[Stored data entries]

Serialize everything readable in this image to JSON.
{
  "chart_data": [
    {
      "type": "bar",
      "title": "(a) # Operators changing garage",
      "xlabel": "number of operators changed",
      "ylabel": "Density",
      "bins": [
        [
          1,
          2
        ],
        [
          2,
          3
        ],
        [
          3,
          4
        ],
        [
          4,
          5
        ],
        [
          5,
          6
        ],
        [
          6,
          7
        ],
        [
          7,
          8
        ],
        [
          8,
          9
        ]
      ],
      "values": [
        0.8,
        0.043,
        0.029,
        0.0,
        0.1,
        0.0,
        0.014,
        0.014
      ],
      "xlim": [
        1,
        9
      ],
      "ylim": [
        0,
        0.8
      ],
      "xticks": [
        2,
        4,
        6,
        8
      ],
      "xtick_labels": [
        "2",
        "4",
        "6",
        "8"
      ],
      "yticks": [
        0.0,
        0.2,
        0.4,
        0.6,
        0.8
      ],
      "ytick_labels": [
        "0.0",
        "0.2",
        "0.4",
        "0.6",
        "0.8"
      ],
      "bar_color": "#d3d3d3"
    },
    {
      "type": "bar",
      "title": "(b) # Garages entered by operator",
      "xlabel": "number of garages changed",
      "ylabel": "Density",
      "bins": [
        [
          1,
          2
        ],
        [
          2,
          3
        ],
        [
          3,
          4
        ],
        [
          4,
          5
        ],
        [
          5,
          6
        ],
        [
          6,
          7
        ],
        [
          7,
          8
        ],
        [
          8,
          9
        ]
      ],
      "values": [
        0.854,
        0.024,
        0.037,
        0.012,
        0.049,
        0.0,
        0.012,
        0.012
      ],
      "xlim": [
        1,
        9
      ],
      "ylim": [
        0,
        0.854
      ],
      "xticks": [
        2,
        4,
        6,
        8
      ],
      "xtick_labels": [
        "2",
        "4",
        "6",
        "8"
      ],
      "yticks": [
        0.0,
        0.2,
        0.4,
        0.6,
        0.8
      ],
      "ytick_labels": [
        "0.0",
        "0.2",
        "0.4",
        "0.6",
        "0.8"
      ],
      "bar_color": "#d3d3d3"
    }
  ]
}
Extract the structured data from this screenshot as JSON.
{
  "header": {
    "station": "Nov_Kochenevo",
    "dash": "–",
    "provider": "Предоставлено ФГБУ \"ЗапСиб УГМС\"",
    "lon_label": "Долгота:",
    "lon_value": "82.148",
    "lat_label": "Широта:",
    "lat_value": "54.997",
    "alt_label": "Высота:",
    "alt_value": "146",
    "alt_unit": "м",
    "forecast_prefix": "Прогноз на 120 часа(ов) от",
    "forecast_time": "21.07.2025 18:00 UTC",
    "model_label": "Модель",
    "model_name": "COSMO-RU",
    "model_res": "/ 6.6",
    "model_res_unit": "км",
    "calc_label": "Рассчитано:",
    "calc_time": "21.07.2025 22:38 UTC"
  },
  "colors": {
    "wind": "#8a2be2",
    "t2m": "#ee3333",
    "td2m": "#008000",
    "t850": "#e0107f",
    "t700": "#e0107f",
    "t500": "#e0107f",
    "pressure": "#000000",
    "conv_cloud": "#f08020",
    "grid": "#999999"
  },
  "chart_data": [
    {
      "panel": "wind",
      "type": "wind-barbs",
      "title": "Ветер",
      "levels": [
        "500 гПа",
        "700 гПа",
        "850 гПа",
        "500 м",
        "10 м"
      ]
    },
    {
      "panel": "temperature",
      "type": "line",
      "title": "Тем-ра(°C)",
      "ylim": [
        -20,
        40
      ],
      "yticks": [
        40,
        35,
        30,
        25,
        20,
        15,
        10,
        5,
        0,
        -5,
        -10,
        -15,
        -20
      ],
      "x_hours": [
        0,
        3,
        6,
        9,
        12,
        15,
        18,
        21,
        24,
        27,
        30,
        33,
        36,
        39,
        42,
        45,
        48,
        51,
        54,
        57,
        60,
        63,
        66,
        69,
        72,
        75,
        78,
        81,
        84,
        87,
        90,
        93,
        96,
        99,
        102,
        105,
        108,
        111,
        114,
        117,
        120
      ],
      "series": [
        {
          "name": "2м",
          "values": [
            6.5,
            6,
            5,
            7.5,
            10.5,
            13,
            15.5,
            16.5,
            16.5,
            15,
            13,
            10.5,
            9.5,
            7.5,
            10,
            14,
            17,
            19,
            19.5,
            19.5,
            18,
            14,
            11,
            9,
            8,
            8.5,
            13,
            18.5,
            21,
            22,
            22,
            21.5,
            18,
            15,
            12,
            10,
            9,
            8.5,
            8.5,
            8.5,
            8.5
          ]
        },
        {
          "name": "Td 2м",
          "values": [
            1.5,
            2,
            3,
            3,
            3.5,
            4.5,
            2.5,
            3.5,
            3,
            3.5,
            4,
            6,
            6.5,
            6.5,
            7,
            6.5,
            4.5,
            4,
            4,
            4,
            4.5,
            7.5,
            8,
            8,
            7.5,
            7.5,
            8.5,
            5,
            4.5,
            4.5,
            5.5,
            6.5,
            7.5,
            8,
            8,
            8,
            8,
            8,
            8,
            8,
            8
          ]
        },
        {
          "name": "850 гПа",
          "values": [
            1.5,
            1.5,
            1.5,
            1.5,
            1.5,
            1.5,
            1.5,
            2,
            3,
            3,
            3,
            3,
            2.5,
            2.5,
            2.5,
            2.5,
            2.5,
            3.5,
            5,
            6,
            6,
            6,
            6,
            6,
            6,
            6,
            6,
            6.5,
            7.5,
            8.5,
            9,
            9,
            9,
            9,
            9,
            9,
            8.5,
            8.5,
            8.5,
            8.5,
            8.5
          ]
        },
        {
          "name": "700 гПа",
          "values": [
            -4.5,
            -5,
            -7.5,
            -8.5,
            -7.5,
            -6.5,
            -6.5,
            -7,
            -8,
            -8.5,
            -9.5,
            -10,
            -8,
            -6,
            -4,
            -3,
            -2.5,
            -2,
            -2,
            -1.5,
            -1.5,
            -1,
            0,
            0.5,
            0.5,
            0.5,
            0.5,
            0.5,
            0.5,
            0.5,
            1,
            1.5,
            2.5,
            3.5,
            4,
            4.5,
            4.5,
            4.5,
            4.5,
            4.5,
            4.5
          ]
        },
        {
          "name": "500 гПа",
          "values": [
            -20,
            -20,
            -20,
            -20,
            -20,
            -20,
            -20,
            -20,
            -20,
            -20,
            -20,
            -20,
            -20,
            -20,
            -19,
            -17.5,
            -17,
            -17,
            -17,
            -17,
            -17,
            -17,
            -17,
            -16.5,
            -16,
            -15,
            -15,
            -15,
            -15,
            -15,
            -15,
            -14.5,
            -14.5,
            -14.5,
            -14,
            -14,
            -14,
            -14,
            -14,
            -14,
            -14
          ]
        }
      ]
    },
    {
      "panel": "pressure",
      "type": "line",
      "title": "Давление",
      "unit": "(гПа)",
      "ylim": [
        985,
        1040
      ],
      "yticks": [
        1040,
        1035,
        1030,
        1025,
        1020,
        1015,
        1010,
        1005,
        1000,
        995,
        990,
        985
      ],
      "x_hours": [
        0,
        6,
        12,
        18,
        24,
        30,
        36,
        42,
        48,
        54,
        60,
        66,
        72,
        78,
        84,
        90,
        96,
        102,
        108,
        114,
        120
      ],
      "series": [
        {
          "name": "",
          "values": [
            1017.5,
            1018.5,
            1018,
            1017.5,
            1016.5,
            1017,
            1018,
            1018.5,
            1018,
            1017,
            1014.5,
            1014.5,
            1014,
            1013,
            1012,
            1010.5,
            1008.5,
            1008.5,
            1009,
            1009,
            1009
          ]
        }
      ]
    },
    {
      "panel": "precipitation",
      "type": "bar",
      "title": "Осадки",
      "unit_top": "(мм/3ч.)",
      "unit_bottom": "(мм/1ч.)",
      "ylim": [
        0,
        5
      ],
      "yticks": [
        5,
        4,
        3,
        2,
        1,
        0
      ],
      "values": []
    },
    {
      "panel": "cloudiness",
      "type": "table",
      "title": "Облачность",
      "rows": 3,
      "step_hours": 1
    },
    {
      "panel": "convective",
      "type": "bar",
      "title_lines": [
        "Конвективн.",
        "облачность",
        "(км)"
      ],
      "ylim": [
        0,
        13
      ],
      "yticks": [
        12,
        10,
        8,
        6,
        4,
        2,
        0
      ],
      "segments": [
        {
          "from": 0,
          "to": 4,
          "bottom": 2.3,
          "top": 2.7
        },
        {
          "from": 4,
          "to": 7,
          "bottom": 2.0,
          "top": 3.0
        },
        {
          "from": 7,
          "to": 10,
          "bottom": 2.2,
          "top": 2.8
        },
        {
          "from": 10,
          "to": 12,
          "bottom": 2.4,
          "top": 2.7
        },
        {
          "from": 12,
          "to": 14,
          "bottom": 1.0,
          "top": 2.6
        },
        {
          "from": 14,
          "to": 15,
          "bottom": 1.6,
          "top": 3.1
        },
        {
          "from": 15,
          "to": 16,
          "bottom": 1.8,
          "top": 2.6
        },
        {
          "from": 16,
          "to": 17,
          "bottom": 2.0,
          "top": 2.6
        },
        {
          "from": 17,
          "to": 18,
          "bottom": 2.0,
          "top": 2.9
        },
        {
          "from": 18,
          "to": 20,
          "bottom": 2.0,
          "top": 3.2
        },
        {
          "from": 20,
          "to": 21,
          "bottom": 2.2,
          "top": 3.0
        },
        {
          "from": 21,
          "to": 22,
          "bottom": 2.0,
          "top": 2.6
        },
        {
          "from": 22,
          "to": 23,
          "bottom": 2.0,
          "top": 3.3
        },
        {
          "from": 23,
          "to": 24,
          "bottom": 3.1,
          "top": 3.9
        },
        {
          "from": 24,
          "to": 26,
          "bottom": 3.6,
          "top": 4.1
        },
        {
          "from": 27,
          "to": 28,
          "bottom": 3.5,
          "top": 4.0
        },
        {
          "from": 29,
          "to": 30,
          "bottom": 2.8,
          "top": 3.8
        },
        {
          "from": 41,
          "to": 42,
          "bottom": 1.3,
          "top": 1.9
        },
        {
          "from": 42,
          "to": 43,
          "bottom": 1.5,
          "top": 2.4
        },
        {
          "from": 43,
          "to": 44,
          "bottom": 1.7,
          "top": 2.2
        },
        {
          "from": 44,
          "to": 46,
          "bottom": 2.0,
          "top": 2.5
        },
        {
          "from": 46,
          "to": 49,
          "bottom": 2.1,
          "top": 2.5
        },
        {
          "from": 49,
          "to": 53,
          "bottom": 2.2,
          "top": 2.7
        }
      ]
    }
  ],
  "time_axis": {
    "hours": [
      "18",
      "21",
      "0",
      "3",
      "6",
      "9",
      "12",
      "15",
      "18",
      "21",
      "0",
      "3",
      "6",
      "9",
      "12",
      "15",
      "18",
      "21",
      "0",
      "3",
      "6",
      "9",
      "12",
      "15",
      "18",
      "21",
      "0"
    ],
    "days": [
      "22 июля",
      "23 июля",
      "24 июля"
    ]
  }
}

Description of the task: Please list every line of the records that contains "changed".

Correct answer:
      "xlabel": "number of operators changed",
      "xlabel": "number of garages changed",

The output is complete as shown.